**What to produce:** Write the records below out again exactly as given, with no images.

.....

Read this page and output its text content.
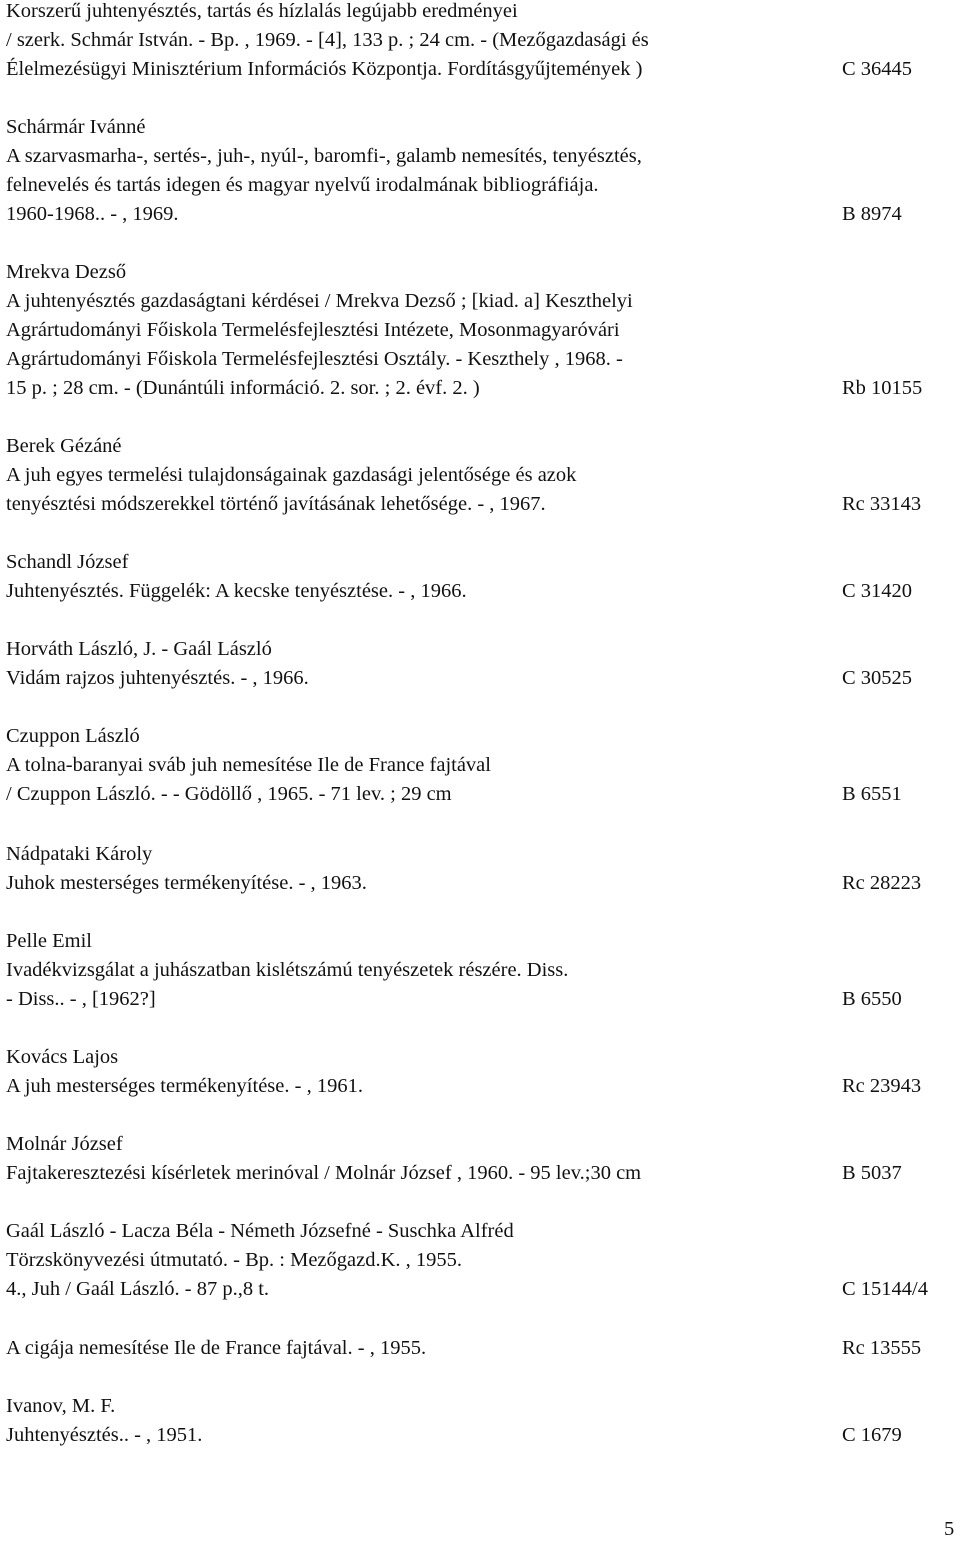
Korszerű juhtenyésztés, tartás és hízlalás legújabb eredményei
/ szerk. Schmár István. - Bp. , 1969. - [4], 133 p. ; 24 cm. - (Mezőgazdasági és
Élelmezésügyi Minisztérium Információs Központja. Fordításgyűjtemények )	C 36445
Schármár Ivánné
A szarvasmarha-, sertés-, juh-, nyúl-, baromfi-, galamb nemesítés, tenyésztés,
felnevelés és tartás idegen és magyar nyelvű irodalmának bibliográfiája.
1960-1968.. - , 1969.	B 8974
Mrekva Dezső
A juhtenyésztés gazdaságtani kérdései / Mrekva Dezső ; [kiad. a] Keszthelyi
Agrártudományi Főiskola Termelésfejlesztési Intézete, Mosonmagyaróvári
Agrártudományi Főiskola Termelésfejlesztési Osztály. - Keszthely , 1968. -
15 p. ; 28 cm. - (Dunántúli információ. 2. sor. ; 2. évf. 2. )	Rb 10155
Berek Gézáné
A juh egyes termelési tulajdonságainak gazdasági jelentősége és azok
tenyésztési módszerekkel történő javításának lehetősége. - , 1967.	Rc 33143
Schandl József
Juhtenyésztés. Függelék: A kecske tenyésztése. - , 1966.	C 31420
Horváth László, J. - Gaál László
Vidám rajzos juhtenyésztés. - , 1966.	C 30525
Czuppon László
A tolna-baranyai sváb juh nemesítése Ile de France fajtával
/ Czuppon László. - - Gödöllő , 1965. - 71 lev. ; 29 cm	B 6551
Nádpataki Károly
Juhok mesterséges termékenyítése. - , 1963.	Rc 28223
Pelle Emil
Ivadékvizsgálat a juhászatban kislétszámú tenyészetek részére. Diss.
- Diss.. - , [1962?]	B 6550
Kovács Lajos
A juh mesterséges termékenyítése. - , 1961.	Rc 23943
Molnár József
Fajtakeresztezési kísérletek merinóval / Molnár József , 1960. - 95 lev.;30 cm	B 5037
Gaál László - Lacza Béla - Németh Józsefné - Suschka Alfréd
Törzskönyvezési útmutató. - Bp. : Mezőgazd.K. , 1955.
4., Juh / Gaál László. - 87 p.,8 t.	C 15144/4
A cigája nemesítése Ile de France fajtával. - , 1955.	Rc 13555
Ivanov, M. F.
Juhtenyésztés.. - , 1951.	C 1679
5
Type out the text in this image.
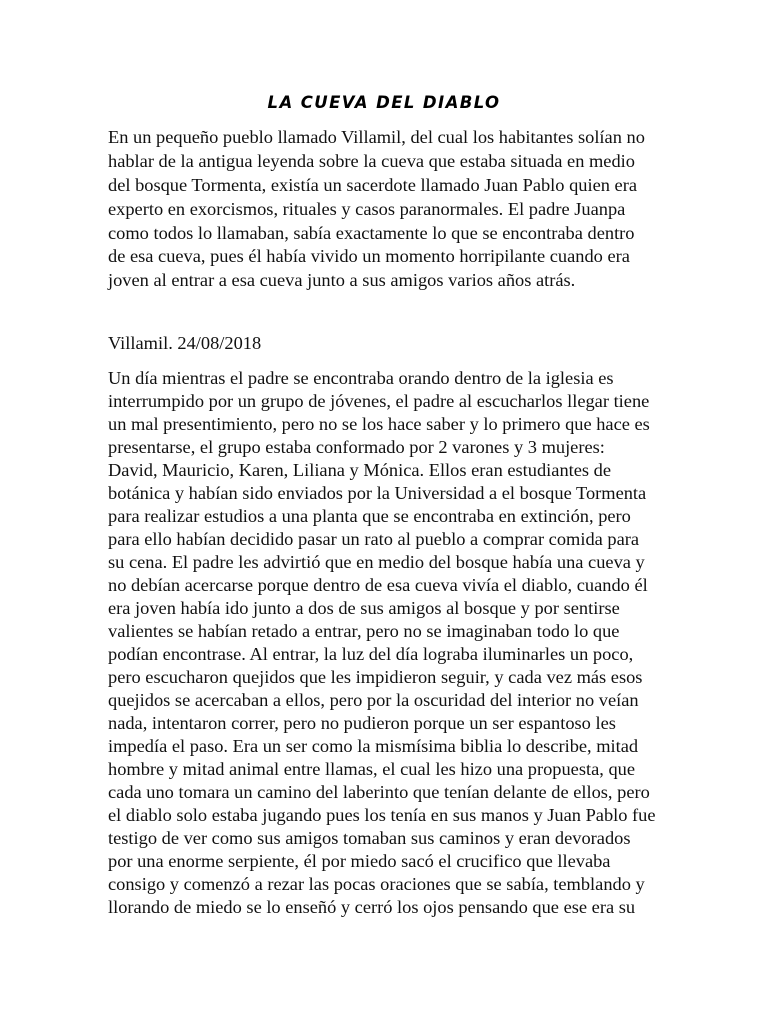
LA CUEVA DEL DIABLO
En un pequeño pueblo llamado Villamil, del cual los habitantes solían no
hablar de la antigua leyenda sobre la cueva que estaba situada en medio
del bosque Tormenta, existía un sacerdote llamado Juan Pablo quien era
experto en exorcismos, rituales y casos paranormales. El padre Juanpa
como todos lo llamaban, sabía exactamente lo que se encontraba dentro
de esa cueva, pues él había vivido un momento horripilante cuando era
joven al entrar a esa cueva junto a sus amigos varios años atrás.
Villamil. 24/08/2018
Un día mientras el padre se encontraba orando dentro de la iglesia es
interrumpido por un grupo de jóvenes, el padre al escucharlos llegar tiene
un mal presentimiento, pero no se los hace saber y lo primero que hace es
presentarse, el grupo estaba conformado por 2 varones y 3 mujeres:
David, Mauricio, Karen, Liliana y Mónica. Ellos eran estudiantes de
botánica y habían sido enviados por la Universidad a el bosque Tormenta
para realizar estudios a una planta que se encontraba en extinción, pero
para ello habían decidido pasar un rato al pueblo a comprar comida para
su cena. El padre les advirtió que en medio del bosque había una cueva y
no debían acercarse porque dentro de esa cueva vivía el diablo, cuando él
era joven había ido junto a dos de sus amigos al bosque y por sentirse
valientes se habían retado a entrar, pero no se imaginaban todo lo que
podían encontrase. Al entrar, la luz del día lograba iluminarles un poco,
pero escucharon quejidos que les impidieron seguir, y cada vez más esos
quejidos se acercaban a ellos, pero por la oscuridad del interior no veían
nada, intentaron correr, pero no pudieron porque un ser espantoso les
impedía el paso. Era un ser como la mismísima biblia lo describe, mitad
hombre y mitad animal entre llamas, el cual les hizo una propuesta, que
cada uno tomara un camino del laberinto que tenían delante de ellos, pero
el diablo solo estaba jugando pues los tenía en sus manos y Juan Pablo fue
testigo de ver como sus amigos tomaban sus caminos y eran devorados
por una enorme serpiente, él por miedo sacó el crucifico que llevaba
consigo y comenzó a rezar las pocas oraciones que se sabía, temblando y
llorando de miedo se lo enseñó y cerró los ojos pensando que ese era su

.....

**The result:**
Read this page and output its text content.
Korszerű juhtenyésztés, tartás és hízlalás legújabb eredményei
/ szerk. Schmár István. - Bp. , 1969. - [4], 133 p. ; 24 cm. - (Mezőgazdasági és
Élelmezésügyi Minisztérium Információs Központja. Fordításgyűjtemények )	C 36445
Schármár Ivánné
A szarvasmarha-, sertés-, juh-, nyúl-, baromfi-, galamb nemesítés, tenyésztés,
felnevelés és tartás idegen és magyar nyelvű irodalmának bibliográfiája.
1960-1968.. - , 1969.	B 8974
Mrekva Dezső
A juhtenyésztés gazdaságtani kérdései / Mrekva Dezső ; [kiad. a] Keszthelyi
Agrártudományi Főiskola Termelésfejlesztési Intézete, Mosonmagyaróvári
Agrártudományi Főiskola Termelésfejlesztési Osztály. - Keszthely , 1968. -
15 p. ; 28 cm. - (Dunántúli információ. 2. sor. ; 2. évf. 2. )	Rb 10155
Berek Gézáné
A juh egyes termelési tulajdonságainak gazdasági jelentősége és azok
tenyésztési módszerekkel történő javításának lehetősége. - , 1967.	Rc 33143
Schandl József
Juhtenyésztés. Függelék: A kecske tenyésztése. - , 1966.	C 31420
Horváth László, J. - Gaál László
Vidám rajzos juhtenyésztés. - , 1966.	C 30525
Czuppon László
A tolna-baranyai sváb juh nemesítése Ile de France fajtával
/ Czuppon László. - - Gödöllő , 1965. - 71 lev. ; 29 cm	B 6551
Nádpataki Károly
Juhok mesterséges termékenyítése. - , 1963.	Rc 28223
Pelle Emil
Ivadékvizsgálat a juhászatban kislétszámú tenyészetek részére. Diss.
- Diss.. - , [1962?]	B 6550
Kovács Lajos
A juh mesterséges termékenyítése. - , 1961.	Rc 23943
Molnár József
Fajtakeresztezési kísérletek merinóval / Molnár József , 1960. - 95 lev.;30 cm	B 5037
Gaál László - Lacza Béla - Németh Józsefné - Suschka Alfréd
Törzskönyvezési útmutató. - Bp. : Mezőgazd.K. , 1955.
4., Juh / Gaál László. - 87 p.,8 t.	C 15144/4
A cigája nemesítése Ile de France fajtával. - , 1955.	Rc 13555
Ivanov, M. F.
Juhtenyésztés.. - , 1951.	C 1679
5
Type out the text in this image.
LA CUEVA DEL DIABLO
En un pequeño pueblo llamado Villamil, del cual los habitantes solían no
hablar de la antigua leyenda sobre la cueva que estaba situada en medio
del bosque Tormenta, existía un sacerdote llamado Juan Pablo quien era
experto en exorcismos, rituales y casos paranormales. El padre Juanpa
como todos lo llamaban, sabía exactamente lo que se encontraba dentro
de esa cueva, pues él había vivido un momento horripilante cuando era
joven al entrar a esa cueva junto a sus amigos varios años atrás.
Villamil. 24/08/2018
Un día mientras el padre se encontraba orando dentro de la iglesia es
interrumpido por un grupo de jóvenes, el padre al escucharlos llegar tiene
un mal presentimiento, pero no se los hace saber y lo primero que hace es
presentarse, el grupo estaba conformado por 2 varones y 3 mujeres:
David, Mauricio, Karen, Liliana y Mónica. Ellos eran estudiantes de
botánica y habían sido enviados por la Universidad a el bosque Tormenta
para realizar estudios a una planta que se encontraba en extinción, pero
para ello habían decidido pasar un rato al pueblo a comprar comida para
su cena. El padre les advirtió que en medio del bosque había una cueva y
no debían acercarse porque dentro de esa cueva vivía el diablo, cuando él
era joven había ido junto a dos de sus amigos al bosque y por sentirse
valientes se habían retado a entrar, pero no se imaginaban todo lo que
podían encontrase. Al entrar, la luz del día lograba iluminarles un poco,
pero escucharon quejidos que les impidieron seguir, y cada vez más esos
quejidos se acercaban a ellos, pero por la oscuridad del interior no veían
nada, intentaron correr, pero no pudieron porque un ser espantoso les
impedía el paso. Era un ser como la mismísima biblia lo describe, mitad
hombre y mitad animal entre llamas, el cual les hizo una propuesta, que
cada uno tomara un camino del laberinto que tenían delante de ellos, pero
el diablo solo estaba jugando pues los tenía en sus manos y Juan Pablo fue
testigo de ver como sus amigos tomaban sus caminos y eran devorados
por una enorme serpiente, él por miedo sacó el crucifico que llevaba
consigo y comenzó a rezar las pocas oraciones que se sabía, temblando y
llorando de miedo se lo enseñó y cerró los ojos pensando que ese era su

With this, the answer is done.